--- BEGIN Input data ---
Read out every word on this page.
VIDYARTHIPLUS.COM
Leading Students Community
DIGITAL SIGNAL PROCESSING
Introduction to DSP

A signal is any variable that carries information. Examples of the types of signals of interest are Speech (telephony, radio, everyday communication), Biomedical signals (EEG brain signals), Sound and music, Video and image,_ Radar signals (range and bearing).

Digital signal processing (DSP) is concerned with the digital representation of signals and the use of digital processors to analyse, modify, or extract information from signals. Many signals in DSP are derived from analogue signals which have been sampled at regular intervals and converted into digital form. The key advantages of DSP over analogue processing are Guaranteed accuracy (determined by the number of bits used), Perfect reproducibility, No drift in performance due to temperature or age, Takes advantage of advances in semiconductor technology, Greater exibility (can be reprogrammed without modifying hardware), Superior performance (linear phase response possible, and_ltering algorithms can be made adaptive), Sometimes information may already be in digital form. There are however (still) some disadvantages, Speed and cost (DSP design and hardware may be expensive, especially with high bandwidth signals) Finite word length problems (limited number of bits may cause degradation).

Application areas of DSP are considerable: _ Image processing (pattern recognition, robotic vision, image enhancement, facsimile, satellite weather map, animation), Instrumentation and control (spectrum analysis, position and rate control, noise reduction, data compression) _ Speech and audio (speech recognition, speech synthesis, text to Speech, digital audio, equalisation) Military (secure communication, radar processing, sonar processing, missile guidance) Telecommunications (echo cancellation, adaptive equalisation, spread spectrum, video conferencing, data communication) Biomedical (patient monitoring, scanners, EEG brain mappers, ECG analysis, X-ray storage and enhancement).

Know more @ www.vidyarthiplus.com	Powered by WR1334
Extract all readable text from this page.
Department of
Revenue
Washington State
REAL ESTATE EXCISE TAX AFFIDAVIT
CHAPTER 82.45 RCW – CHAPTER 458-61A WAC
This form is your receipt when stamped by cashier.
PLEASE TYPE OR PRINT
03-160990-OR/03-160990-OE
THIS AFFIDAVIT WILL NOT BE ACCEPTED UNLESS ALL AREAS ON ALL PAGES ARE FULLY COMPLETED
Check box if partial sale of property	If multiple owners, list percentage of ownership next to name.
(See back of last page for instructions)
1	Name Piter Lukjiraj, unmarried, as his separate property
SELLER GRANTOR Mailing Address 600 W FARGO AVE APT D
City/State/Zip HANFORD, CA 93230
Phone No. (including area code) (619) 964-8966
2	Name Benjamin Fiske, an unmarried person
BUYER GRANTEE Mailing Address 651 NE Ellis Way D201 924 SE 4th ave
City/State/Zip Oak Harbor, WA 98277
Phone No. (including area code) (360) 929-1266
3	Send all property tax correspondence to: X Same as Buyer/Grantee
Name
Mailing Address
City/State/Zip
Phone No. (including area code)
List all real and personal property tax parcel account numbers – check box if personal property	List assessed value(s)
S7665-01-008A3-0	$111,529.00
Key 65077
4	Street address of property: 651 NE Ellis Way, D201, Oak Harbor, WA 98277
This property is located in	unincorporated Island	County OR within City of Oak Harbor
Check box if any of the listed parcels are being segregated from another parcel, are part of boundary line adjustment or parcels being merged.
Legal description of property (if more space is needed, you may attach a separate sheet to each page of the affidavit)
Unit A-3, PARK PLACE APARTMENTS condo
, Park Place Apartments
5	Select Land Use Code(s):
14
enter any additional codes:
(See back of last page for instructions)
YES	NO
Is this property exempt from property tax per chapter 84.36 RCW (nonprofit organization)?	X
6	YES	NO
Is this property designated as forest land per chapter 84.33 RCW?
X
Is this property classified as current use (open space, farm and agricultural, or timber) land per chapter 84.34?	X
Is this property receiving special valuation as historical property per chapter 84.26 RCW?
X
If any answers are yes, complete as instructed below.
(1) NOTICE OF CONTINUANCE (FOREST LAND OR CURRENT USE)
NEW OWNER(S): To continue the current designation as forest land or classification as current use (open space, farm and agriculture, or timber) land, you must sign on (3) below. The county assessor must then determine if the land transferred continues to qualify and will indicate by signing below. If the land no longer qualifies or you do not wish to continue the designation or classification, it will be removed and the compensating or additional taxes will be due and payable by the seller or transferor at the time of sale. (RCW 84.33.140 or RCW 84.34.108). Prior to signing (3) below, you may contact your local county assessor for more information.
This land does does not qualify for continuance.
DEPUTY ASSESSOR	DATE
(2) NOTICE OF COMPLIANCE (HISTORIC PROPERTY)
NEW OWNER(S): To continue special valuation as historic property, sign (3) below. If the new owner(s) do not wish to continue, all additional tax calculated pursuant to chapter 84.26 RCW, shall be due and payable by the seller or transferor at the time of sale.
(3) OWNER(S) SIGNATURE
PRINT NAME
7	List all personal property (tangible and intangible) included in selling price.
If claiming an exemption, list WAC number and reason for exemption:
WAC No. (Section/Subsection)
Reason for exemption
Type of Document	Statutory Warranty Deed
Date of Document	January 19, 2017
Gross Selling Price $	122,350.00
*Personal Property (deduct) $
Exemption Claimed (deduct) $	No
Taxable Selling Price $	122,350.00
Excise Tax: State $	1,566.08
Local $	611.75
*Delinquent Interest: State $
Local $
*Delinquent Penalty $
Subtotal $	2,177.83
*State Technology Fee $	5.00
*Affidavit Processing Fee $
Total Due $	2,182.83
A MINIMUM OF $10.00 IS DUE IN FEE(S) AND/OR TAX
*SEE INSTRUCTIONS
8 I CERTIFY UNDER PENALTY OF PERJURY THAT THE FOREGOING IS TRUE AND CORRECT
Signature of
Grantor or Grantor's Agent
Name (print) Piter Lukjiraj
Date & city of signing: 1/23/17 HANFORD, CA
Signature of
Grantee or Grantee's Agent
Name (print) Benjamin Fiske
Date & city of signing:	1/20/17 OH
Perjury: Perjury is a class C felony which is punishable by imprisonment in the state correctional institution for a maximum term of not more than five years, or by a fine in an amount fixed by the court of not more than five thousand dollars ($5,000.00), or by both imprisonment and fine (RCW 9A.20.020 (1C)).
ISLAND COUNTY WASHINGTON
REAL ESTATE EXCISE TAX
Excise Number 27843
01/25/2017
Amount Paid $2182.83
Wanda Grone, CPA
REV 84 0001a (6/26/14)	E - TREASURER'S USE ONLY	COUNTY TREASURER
--- END Input data ---
Set exercise -
How many of the listing's lines contain "Harbor"? Respond with a single number and nothing else.

Exercise result -
3